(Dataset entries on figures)
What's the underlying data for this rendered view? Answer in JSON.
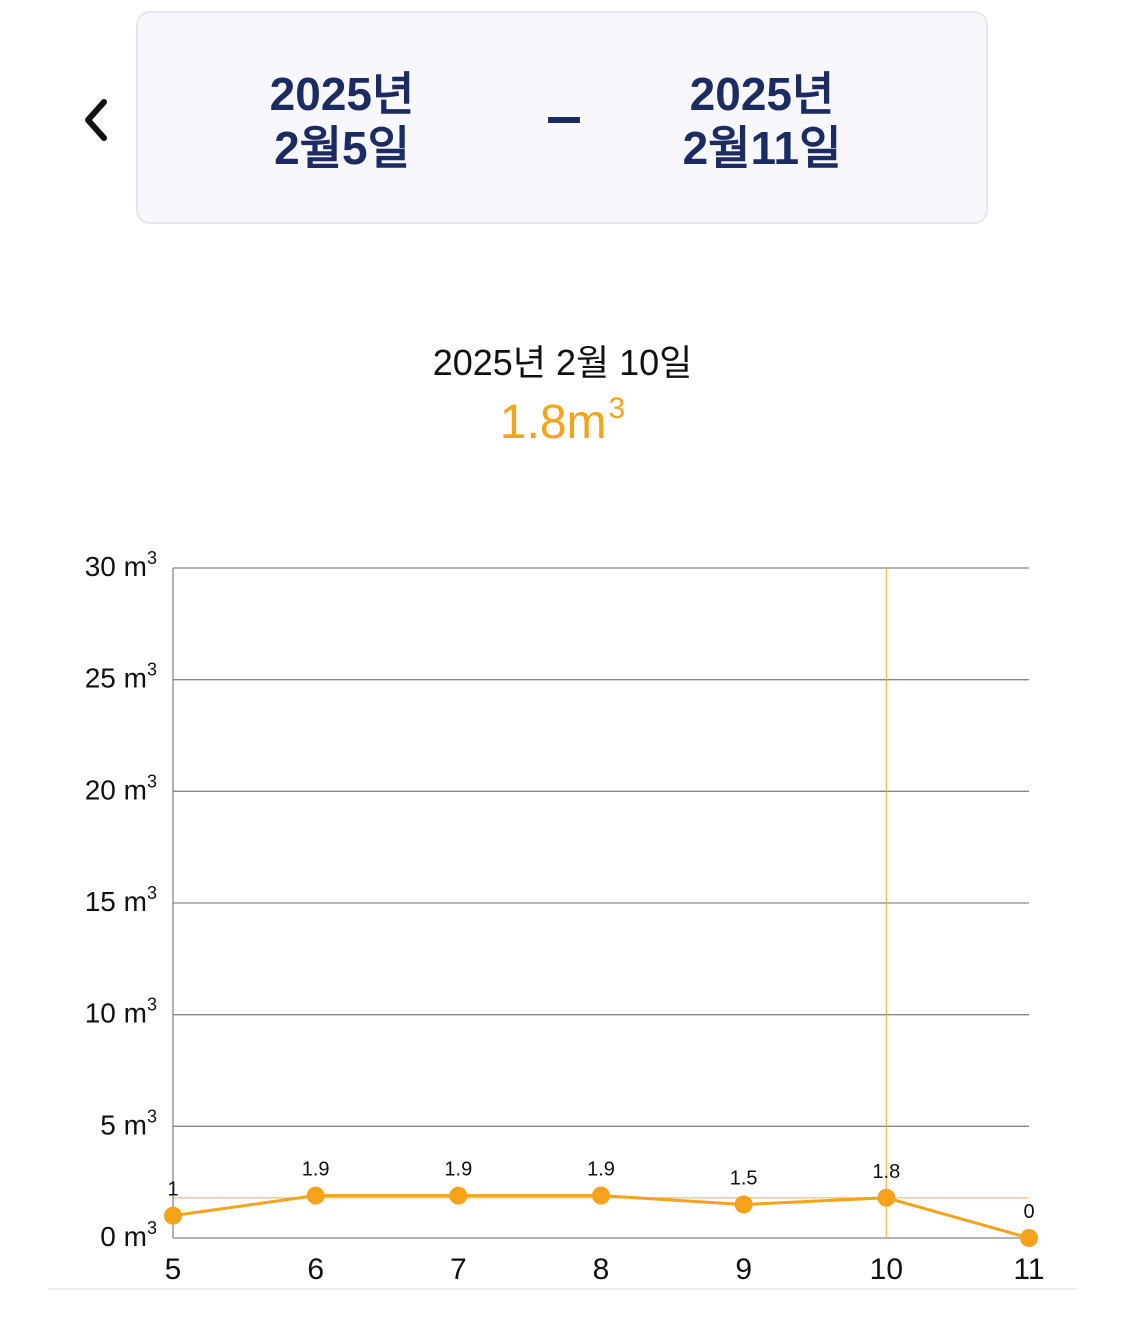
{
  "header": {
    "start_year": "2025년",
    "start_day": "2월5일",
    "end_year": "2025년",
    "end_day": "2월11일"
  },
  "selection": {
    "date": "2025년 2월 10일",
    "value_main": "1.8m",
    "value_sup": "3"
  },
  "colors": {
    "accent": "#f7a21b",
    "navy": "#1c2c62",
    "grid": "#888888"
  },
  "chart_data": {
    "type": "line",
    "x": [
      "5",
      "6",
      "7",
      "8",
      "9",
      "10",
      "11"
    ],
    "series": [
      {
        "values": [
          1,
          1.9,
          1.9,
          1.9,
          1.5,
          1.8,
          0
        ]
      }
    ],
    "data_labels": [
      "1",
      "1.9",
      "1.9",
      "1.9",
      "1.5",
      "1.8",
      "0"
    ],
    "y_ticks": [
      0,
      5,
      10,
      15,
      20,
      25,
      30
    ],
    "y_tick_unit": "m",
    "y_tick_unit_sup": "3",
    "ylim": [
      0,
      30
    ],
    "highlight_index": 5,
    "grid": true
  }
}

• **TASK DETAILS**
Output every entry exactly as given; pictures are not part of the copy.

• **FULL SOLUTION**
What's the underlying data for this rendered view? Answer in JSON.
{
  "header": {
    "start_year": "2025년",
    "start_day": "2월5일",
    "end_year": "2025년",
    "end_day": "2월11일"
  },
  "selection": {
    "date": "2025년 2월 10일",
    "value_main": "1.8m",
    "value_sup": "3"
  },
  "colors": {
    "accent": "#f7a21b",
    "navy": "#1c2c62",
    "grid": "#888888"
  },
  "chart_data": {
    "type": "line",
    "x": [
      "5",
      "6",
      "7",
      "8",
      "9",
      "10",
      "11"
    ],
    "series": [
      {
        "values": [
          1,
          1.9,
          1.9,
          1.9,
          1.5,
          1.8,
          0
        ]
      }
    ],
    "data_labels": [
      "1",
      "1.9",
      "1.9",
      "1.9",
      "1.5",
      "1.8",
      "0"
    ],
    "y_ticks": [
      0,
      5,
      10,
      15,
      20,
      25,
      30
    ],
    "y_tick_unit": "m",
    "y_tick_unit_sup": "3",
    "ylim": [
      0,
      30
    ],
    "highlight_index": 5,
    "grid": true
  }
}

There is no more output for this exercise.